Dataset items
↓↓↓

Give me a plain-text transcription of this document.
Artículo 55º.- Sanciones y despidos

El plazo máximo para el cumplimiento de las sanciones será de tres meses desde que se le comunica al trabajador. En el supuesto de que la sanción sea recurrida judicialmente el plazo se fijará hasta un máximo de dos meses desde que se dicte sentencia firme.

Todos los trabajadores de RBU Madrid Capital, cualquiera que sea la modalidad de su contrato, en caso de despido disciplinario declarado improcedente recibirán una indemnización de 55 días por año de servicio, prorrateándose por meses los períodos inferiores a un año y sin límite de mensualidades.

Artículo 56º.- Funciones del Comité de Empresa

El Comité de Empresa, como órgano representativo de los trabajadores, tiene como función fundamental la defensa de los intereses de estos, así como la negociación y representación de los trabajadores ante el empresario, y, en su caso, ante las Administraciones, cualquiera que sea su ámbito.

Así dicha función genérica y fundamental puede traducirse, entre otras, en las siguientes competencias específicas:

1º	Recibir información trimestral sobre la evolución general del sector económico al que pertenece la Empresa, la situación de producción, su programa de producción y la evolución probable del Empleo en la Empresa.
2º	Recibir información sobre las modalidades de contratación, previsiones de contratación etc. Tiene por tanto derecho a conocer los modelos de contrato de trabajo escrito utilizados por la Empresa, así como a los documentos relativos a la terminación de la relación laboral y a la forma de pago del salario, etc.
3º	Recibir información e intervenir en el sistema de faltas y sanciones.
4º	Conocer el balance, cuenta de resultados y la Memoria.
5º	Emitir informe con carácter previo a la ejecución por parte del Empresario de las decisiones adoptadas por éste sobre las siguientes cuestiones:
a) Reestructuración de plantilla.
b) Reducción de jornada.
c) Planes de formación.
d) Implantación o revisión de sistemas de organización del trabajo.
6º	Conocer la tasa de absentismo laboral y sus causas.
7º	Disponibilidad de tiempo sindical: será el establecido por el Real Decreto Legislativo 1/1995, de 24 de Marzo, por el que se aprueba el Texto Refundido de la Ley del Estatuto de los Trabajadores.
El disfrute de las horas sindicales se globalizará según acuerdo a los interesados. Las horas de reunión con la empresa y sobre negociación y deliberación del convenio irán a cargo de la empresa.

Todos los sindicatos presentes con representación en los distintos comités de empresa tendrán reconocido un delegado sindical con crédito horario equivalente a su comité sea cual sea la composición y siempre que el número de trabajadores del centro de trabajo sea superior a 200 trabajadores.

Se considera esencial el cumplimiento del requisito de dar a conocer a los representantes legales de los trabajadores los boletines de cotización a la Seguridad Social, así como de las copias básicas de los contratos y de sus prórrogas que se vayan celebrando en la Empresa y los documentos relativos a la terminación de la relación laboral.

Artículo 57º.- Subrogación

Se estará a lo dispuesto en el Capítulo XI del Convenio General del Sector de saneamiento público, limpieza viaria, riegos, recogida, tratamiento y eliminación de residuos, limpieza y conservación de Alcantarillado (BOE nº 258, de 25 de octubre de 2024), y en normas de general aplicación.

↑↑↑

SHORT PROBLEM ->
Filter the records above for lines containing the word "Artículo", and copy those lines.

SOLVED PROBLEM ->
Artículo 55º.- Sanciones y despidos
Artículo 56º.- Funciones del Comité de Empresa
Artículo 57º.- Subrogación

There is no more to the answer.